Write out the whole listing again, exactly.
------------------------------------------------------------
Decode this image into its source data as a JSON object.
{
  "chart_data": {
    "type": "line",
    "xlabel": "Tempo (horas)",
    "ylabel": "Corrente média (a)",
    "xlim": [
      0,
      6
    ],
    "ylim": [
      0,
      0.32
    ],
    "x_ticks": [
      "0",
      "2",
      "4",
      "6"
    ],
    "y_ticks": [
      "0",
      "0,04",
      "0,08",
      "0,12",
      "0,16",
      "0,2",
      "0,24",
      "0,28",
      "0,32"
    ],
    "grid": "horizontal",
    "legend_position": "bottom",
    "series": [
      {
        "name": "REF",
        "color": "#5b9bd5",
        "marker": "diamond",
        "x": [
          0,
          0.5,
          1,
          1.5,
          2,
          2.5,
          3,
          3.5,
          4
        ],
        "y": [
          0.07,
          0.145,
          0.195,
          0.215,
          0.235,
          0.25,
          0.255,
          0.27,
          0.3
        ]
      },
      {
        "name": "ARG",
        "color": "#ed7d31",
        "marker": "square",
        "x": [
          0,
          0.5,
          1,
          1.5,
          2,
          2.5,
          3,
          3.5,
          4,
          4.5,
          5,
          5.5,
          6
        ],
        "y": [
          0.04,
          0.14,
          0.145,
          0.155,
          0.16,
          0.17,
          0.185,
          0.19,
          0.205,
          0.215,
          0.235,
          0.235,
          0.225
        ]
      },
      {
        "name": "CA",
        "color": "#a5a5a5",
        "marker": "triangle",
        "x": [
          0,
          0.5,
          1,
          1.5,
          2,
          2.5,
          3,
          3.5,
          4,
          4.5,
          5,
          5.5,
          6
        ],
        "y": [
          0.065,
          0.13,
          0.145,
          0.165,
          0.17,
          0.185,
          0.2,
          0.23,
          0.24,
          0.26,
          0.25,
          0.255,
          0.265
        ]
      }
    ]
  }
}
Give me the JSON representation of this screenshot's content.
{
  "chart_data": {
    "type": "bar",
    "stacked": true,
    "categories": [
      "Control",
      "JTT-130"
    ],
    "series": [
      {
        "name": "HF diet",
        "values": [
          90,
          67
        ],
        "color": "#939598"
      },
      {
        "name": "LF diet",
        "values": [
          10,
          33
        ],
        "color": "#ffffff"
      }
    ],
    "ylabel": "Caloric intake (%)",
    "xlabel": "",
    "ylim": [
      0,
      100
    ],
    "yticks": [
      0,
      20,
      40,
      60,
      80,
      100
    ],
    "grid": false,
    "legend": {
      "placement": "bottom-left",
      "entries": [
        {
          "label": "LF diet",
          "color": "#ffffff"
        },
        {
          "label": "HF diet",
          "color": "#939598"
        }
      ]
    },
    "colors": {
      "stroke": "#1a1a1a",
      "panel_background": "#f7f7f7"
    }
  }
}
------------------------------------------------------------
Exercise answer:
Decode this image into its source data as a JSON object.
{
  "chart_data": {
    "type": "line",
    "xlabel": "Tempo (horas)",
    "ylabel": "Corrente média (a)",
    "xlim": [
      0,
      6
    ],
    "ylim": [
      0,
      0.32
    ],
    "x_ticks": [
      "0",
      "2",
      "4",
      "6"
    ],
    "y_ticks": [
      "0",
      "0,04",
      "0,08",
      "0,12",
      "0,16",
      "0,2",
      "0,24",
      "0,28",
      "0,32"
    ],
    "grid": "horizontal",
    "legend_position": "bottom",
    "series": [
      {
        "name": "REF",
        "color": "#5b9bd5",
        "marker": "diamond",
        "x": [
          0,
          0.5,
          1,
          1.5,
          2,
          2.5,
          3,
          3.5,
          4
        ],
        "y": [
          0.07,
          0.145,
          0.195,
          0.215,
          0.235,
          0.25,
          0.255,
          0.27,
          0.3
        ]
      },
      {
        "name": "ARG",
        "color": "#ed7d31",
        "marker": "square",
        "x": [
          0,
          0.5,
          1,
          1.5,
          2,
          2.5,
          3,
          3.5,
          4,
          4.5,
          5,
          5.5,
          6
        ],
        "y": [
          0.04,
          0.14,
          0.145,
          0.155,
          0.16,
          0.17,
          0.185,
          0.19,
          0.205,
          0.215,
          0.235,
          0.235,
          0.225
        ]
      },
      {
        "name": "CA",
        "color": "#a5a5a5",
        "marker": "triangle",
        "x": [
          0,
          0.5,
          1,
          1.5,
          2,
          2.5,
          3,
          3.5,
          4,
          4.5,
          5,
          5.5,
          6
        ],
        "y": [
          0.065,
          0.13,
          0.145,
          0.165,
          0.17,
          0.185,
          0.2,
          0.23,
          0.24,
          0.26,
          0.25,
          0.255,
          0.265
        ]
      }
    ]
  }
}
Give me the JSON representation of this screenshot's content.
{
  "chart_data": {
    "type": "bar",
    "stacked": true,
    "categories": [
      "Control",
      "JTT-130"
    ],
    "series": [
      {
        "name": "HF diet",
        "values": [
          90,
          67
        ],
        "color": "#939598"
      },
      {
        "name": "LF diet",
        "values": [
          10,
          33
        ],
        "color": "#ffffff"
      }
    ],
    "ylabel": "Caloric intake (%)",
    "xlabel": "",
    "ylim": [
      0,
      100
    ],
    "yticks": [
      0,
      20,
      40,
      60,
      80,
      100
    ],
    "grid": false,
    "legend": {
      "placement": "bottom-left",
      "entries": [
        {
          "label": "LF diet",
          "color": "#ffffff"
        },
        {
          "label": "HF diet",
          "color": "#939598"
        }
      ]
    },
    "colors": {
      "stroke": "#1a1a1a",
      "panel_background": "#f7f7f7"
    }
  }
}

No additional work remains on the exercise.